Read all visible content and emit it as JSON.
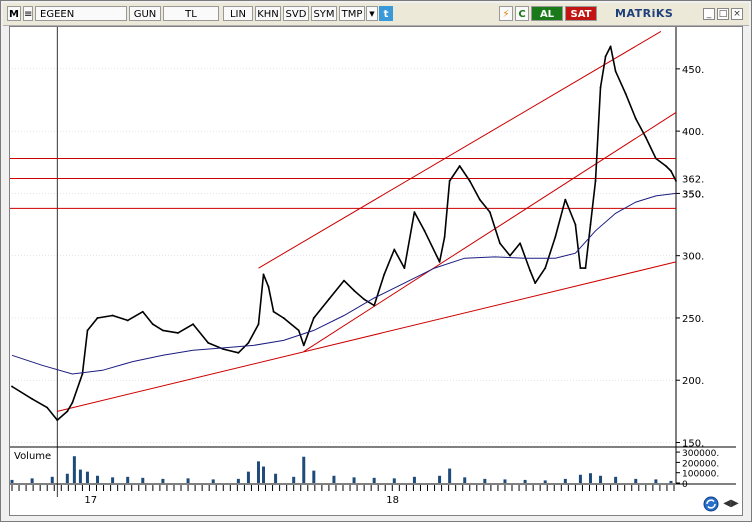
{
  "toolbar": {
    "m_label": "M",
    "symbol": "EGEEN",
    "period": "GUN",
    "currency": "TL",
    "scale": "LIN",
    "btn_khn": "KHN",
    "btn_svd": "SVD",
    "btn_sym": "SYM",
    "btn_tmp": "TMP",
    "icon_twitter": "twitter-icon",
    "icon_flash": "lightning-icon",
    "icon_refresh": "refresh-icon",
    "buy_label": "AL",
    "sell_label": "SAT",
    "brand": "MATRiKS",
    "colors": {
      "buy": "#1a7a1a",
      "sell": "#c31414",
      "brand": "#1f3f7a"
    }
  },
  "chart_data": {
    "type": "line",
    "y_axis": {
      "ticks": [
        150,
        200,
        250,
        300,
        350,
        400,
        450
      ],
      "ylim": [
        148,
        482
      ],
      "position": "right"
    },
    "x_axis": {
      "labels": [
        "17",
        "18"
      ],
      "span_days": [
        0,
        660
      ],
      "label_positions_days": [
        70,
        370
      ]
    },
    "price_tags": [
      "362.",
      "350."
    ],
    "price_tag_values": [
      362,
      350
    ],
    "series": [
      {
        "kind": "price",
        "points": [
          [
            0,
            195
          ],
          [
            20,
            185
          ],
          [
            35,
            178
          ],
          [
            45,
            168
          ],
          [
            55,
            175
          ],
          [
            60,
            182
          ],
          [
            70,
            205
          ],
          [
            75,
            240
          ],
          [
            85,
            250
          ],
          [
            100,
            252
          ],
          [
            115,
            248
          ],
          [
            130,
            255
          ],
          [
            140,
            245
          ],
          [
            150,
            240
          ],
          [
            165,
            238
          ],
          [
            180,
            245
          ],
          [
            195,
            230
          ],
          [
            210,
            225
          ],
          [
            225,
            222
          ],
          [
            235,
            230
          ],
          [
            245,
            245
          ],
          [
            250,
            285
          ],
          [
            255,
            275
          ],
          [
            260,
            255
          ],
          [
            270,
            250
          ],
          [
            285,
            240
          ],
          [
            290,
            228
          ],
          [
            300,
            250
          ],
          [
            315,
            265
          ],
          [
            330,
            280
          ],
          [
            340,
            272
          ],
          [
            350,
            265
          ],
          [
            360,
            260
          ],
          [
            370,
            285
          ],
          [
            380,
            305
          ],
          [
            390,
            290
          ],
          [
            400,
            335
          ],
          [
            410,
            320
          ],
          [
            425,
            295
          ],
          [
            430,
            315
          ],
          [
            435,
            360
          ],
          [
            445,
            372
          ],
          [
            455,
            360
          ],
          [
            465,
            345
          ],
          [
            475,
            335
          ],
          [
            485,
            310
          ],
          [
            495,
            300
          ],
          [
            505,
            310
          ],
          [
            515,
            288
          ],
          [
            520,
            278
          ],
          [
            530,
            290
          ],
          [
            540,
            315
          ],
          [
            550,
            345
          ],
          [
            560,
            325
          ],
          [
            565,
            290
          ],
          [
            570,
            290
          ],
          [
            575,
            325
          ],
          [
            580,
            360
          ],
          [
            585,
            435
          ],
          [
            590,
            460
          ],
          [
            595,
            468
          ],
          [
            600,
            448
          ],
          [
            610,
            430
          ],
          [
            620,
            410
          ],
          [
            630,
            395
          ],
          [
            640,
            378
          ],
          [
            650,
            372
          ],
          [
            655,
            368
          ],
          [
            660,
            360
          ]
        ]
      },
      {
        "kind": "moving-average",
        "points": [
          [
            0,
            220
          ],
          [
            30,
            212
          ],
          [
            60,
            205
          ],
          [
            90,
            208
          ],
          [
            120,
            215
          ],
          [
            150,
            220
          ],
          [
            180,
            224
          ],
          [
            210,
            226
          ],
          [
            240,
            228
          ],
          [
            270,
            232
          ],
          [
            300,
            240
          ],
          [
            330,
            252
          ],
          [
            360,
            266
          ],
          [
            390,
            278
          ],
          [
            420,
            290
          ],
          [
            450,
            298
          ],
          [
            480,
            299
          ],
          [
            510,
            298
          ],
          [
            540,
            298
          ],
          [
            560,
            302
          ],
          [
            580,
            320
          ],
          [
            600,
            334
          ],
          [
            620,
            343
          ],
          [
            640,
            348
          ],
          [
            660,
            350
          ]
        ]
      }
    ],
    "trendlines": [
      {
        "from": [
          45,
          175
        ],
        "to": [
          660,
          295
        ]
      },
      {
        "from": [
          245,
          290
        ],
        "to": [
          645,
          480
        ]
      },
      {
        "from": [
          290,
          223
        ],
        "to": [
          660,
          415
        ]
      }
    ],
    "horizontal_levels": [
      378,
      362,
      338
    ],
    "volume": {
      "label": "Volume",
      "ticks": [
        "300000.",
        "200000.",
        "100000.",
        "0"
      ],
      "tick_values": [
        300000,
        200000,
        100000,
        0
      ],
      "ylim": [
        0,
        330000
      ],
      "bars": [
        [
          0,
          30000
        ],
        [
          20,
          45000
        ],
        [
          40,
          60000
        ],
        [
          55,
          90000
        ],
        [
          62,
          260000
        ],
        [
          68,
          130000
        ],
        [
          75,
          110000
        ],
        [
          85,
          70000
        ],
        [
          100,
          55000
        ],
        [
          115,
          60000
        ],
        [
          130,
          50000
        ],
        [
          150,
          40000
        ],
        [
          175,
          45000
        ],
        [
          200,
          35000
        ],
        [
          225,
          40000
        ],
        [
          235,
          110000
        ],
        [
          245,
          210000
        ],
        [
          250,
          160000
        ],
        [
          262,
          90000
        ],
        [
          280,
          60000
        ],
        [
          290,
          255000
        ],
        [
          300,
          120000
        ],
        [
          320,
          70000
        ],
        [
          340,
          55000
        ],
        [
          360,
          50000
        ],
        [
          380,
          45000
        ],
        [
          400,
          60000
        ],
        [
          425,
          70000
        ],
        [
          435,
          140000
        ],
        [
          450,
          55000
        ],
        [
          470,
          40000
        ],
        [
          490,
          35000
        ],
        [
          510,
          30000
        ],
        [
          530,
          25000
        ],
        [
          550,
          40000
        ],
        [
          565,
          80000
        ],
        [
          575,
          95000
        ],
        [
          585,
          70000
        ],
        [
          600,
          60000
        ],
        [
          620,
          40000
        ],
        [
          640,
          35000
        ],
        [
          655,
          20000
        ]
      ]
    },
    "colors": {
      "price": "#000000",
      "moving_average": "#1c1c80",
      "trendline": "#cc0000",
      "level": "#cc0000",
      "volume": "#1f4b7a",
      "grid": "#c8c8d8"
    }
  }
}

• • • •

Restate the data above exactly, stripping out each image.

Read all visible content and emit it as JSON.
{
  "toolbar": {
    "m_label": "M",
    "symbol": "EGEEN",
    "period": "GUN",
    "currency": "TL",
    "scale": "LIN",
    "btn_khn": "KHN",
    "btn_svd": "SVD",
    "btn_sym": "SYM",
    "btn_tmp": "TMP",
    "icon_twitter": "twitter-icon",
    "icon_flash": "lightning-icon",
    "icon_refresh": "refresh-icon",
    "buy_label": "AL",
    "sell_label": "SAT",
    "brand": "MATRiKS",
    "colors": {
      "buy": "#1a7a1a",
      "sell": "#c31414",
      "brand": "#1f3f7a"
    }
  },
  "chart_data": {
    "type": "line",
    "y_axis": {
      "ticks": [
        150,
        200,
        250,
        300,
        350,
        400,
        450
      ],
      "ylim": [
        148,
        482
      ],
      "position": "right"
    },
    "x_axis": {
      "labels": [
        "17",
        "18"
      ],
      "span_days": [
        0,
        660
      ],
      "label_positions_days": [
        70,
        370
      ]
    },
    "price_tags": [
      "362.",
      "350."
    ],
    "price_tag_values": [
      362,
      350
    ],
    "series": [
      {
        "kind": "price",
        "points": [
          [
            0,
            195
          ],
          [
            20,
            185
          ],
          [
            35,
            178
          ],
          [
            45,
            168
          ],
          [
            55,
            175
          ],
          [
            60,
            182
          ],
          [
            70,
            205
          ],
          [
            75,
            240
          ],
          [
            85,
            250
          ],
          [
            100,
            252
          ],
          [
            115,
            248
          ],
          [
            130,
            255
          ],
          [
            140,
            245
          ],
          [
            150,
            240
          ],
          [
            165,
            238
          ],
          [
            180,
            245
          ],
          [
            195,
            230
          ],
          [
            210,
            225
          ],
          [
            225,
            222
          ],
          [
            235,
            230
          ],
          [
            245,
            245
          ],
          [
            250,
            285
          ],
          [
            255,
            275
          ],
          [
            260,
            255
          ],
          [
            270,
            250
          ],
          [
            285,
            240
          ],
          [
            290,
            228
          ],
          [
            300,
            250
          ],
          [
            315,
            265
          ],
          [
            330,
            280
          ],
          [
            340,
            272
          ],
          [
            350,
            265
          ],
          [
            360,
            260
          ],
          [
            370,
            285
          ],
          [
            380,
            305
          ],
          [
            390,
            290
          ],
          [
            400,
            335
          ],
          [
            410,
            320
          ],
          [
            425,
            295
          ],
          [
            430,
            315
          ],
          [
            435,
            360
          ],
          [
            445,
            372
          ],
          [
            455,
            360
          ],
          [
            465,
            345
          ],
          [
            475,
            335
          ],
          [
            485,
            310
          ],
          [
            495,
            300
          ],
          [
            505,
            310
          ],
          [
            515,
            288
          ],
          [
            520,
            278
          ],
          [
            530,
            290
          ],
          [
            540,
            315
          ],
          [
            550,
            345
          ],
          [
            560,
            325
          ],
          [
            565,
            290
          ],
          [
            570,
            290
          ],
          [
            575,
            325
          ],
          [
            580,
            360
          ],
          [
            585,
            435
          ],
          [
            590,
            460
          ],
          [
            595,
            468
          ],
          [
            600,
            448
          ],
          [
            610,
            430
          ],
          [
            620,
            410
          ],
          [
            630,
            395
          ],
          [
            640,
            378
          ],
          [
            650,
            372
          ],
          [
            655,
            368
          ],
          [
            660,
            360
          ]
        ]
      },
      {
        "kind": "moving-average",
        "points": [
          [
            0,
            220
          ],
          [
            30,
            212
          ],
          [
            60,
            205
          ],
          [
            90,
            208
          ],
          [
            120,
            215
          ],
          [
            150,
            220
          ],
          [
            180,
            224
          ],
          [
            210,
            226
          ],
          [
            240,
            228
          ],
          [
            270,
            232
          ],
          [
            300,
            240
          ],
          [
            330,
            252
          ],
          [
            360,
            266
          ],
          [
            390,
            278
          ],
          [
            420,
            290
          ],
          [
            450,
            298
          ],
          [
            480,
            299
          ],
          [
            510,
            298
          ],
          [
            540,
            298
          ],
          [
            560,
            302
          ],
          [
            580,
            320
          ],
          [
            600,
            334
          ],
          [
            620,
            343
          ],
          [
            640,
            348
          ],
          [
            660,
            350
          ]
        ]
      }
    ],
    "trendlines": [
      {
        "from": [
          45,
          175
        ],
        "to": [
          660,
          295
        ]
      },
      {
        "from": [
          245,
          290
        ],
        "to": [
          645,
          480
        ]
      },
      {
        "from": [
          290,
          223
        ],
        "to": [
          660,
          415
        ]
      }
    ],
    "horizontal_levels": [
      378,
      362,
      338
    ],
    "volume": {
      "label": "Volume",
      "ticks": [
        "300000.",
        "200000.",
        "100000.",
        "0"
      ],
      "tick_values": [
        300000,
        200000,
        100000,
        0
      ],
      "ylim": [
        0,
        330000
      ],
      "bars": [
        [
          0,
          30000
        ],
        [
          20,
          45000
        ],
        [
          40,
          60000
        ],
        [
          55,
          90000
        ],
        [
          62,
          260000
        ],
        [
          68,
          130000
        ],
        [
          75,
          110000
        ],
        [
          85,
          70000
        ],
        [
          100,
          55000
        ],
        [
          115,
          60000
        ],
        [
          130,
          50000
        ],
        [
          150,
          40000
        ],
        [
          175,
          45000
        ],
        [
          200,
          35000
        ],
        [
          225,
          40000
        ],
        [
          235,
          110000
        ],
        [
          245,
          210000
        ],
        [
          250,
          160000
        ],
        [
          262,
          90000
        ],
        [
          280,
          60000
        ],
        [
          290,
          255000
        ],
        [
          300,
          120000
        ],
        [
          320,
          70000
        ],
        [
          340,
          55000
        ],
        [
          360,
          50000
        ],
        [
          380,
          45000
        ],
        [
          400,
          60000
        ],
        [
          425,
          70000
        ],
        [
          435,
          140000
        ],
        [
          450,
          55000
        ],
        [
          470,
          40000
        ],
        [
          490,
          35000
        ],
        [
          510,
          30000
        ],
        [
          530,
          25000
        ],
        [
          550,
          40000
        ],
        [
          565,
          80000
        ],
        [
          575,
          95000
        ],
        [
          585,
          70000
        ],
        [
          600,
          60000
        ],
        [
          620,
          40000
        ],
        [
          640,
          35000
        ],
        [
          655,
          20000
        ]
      ]
    },
    "colors": {
      "price": "#000000",
      "moving_average": "#1c1c80",
      "trendline": "#cc0000",
      "level": "#cc0000",
      "volume": "#1f4b7a",
      "grid": "#c8c8d8"
    }
  }
}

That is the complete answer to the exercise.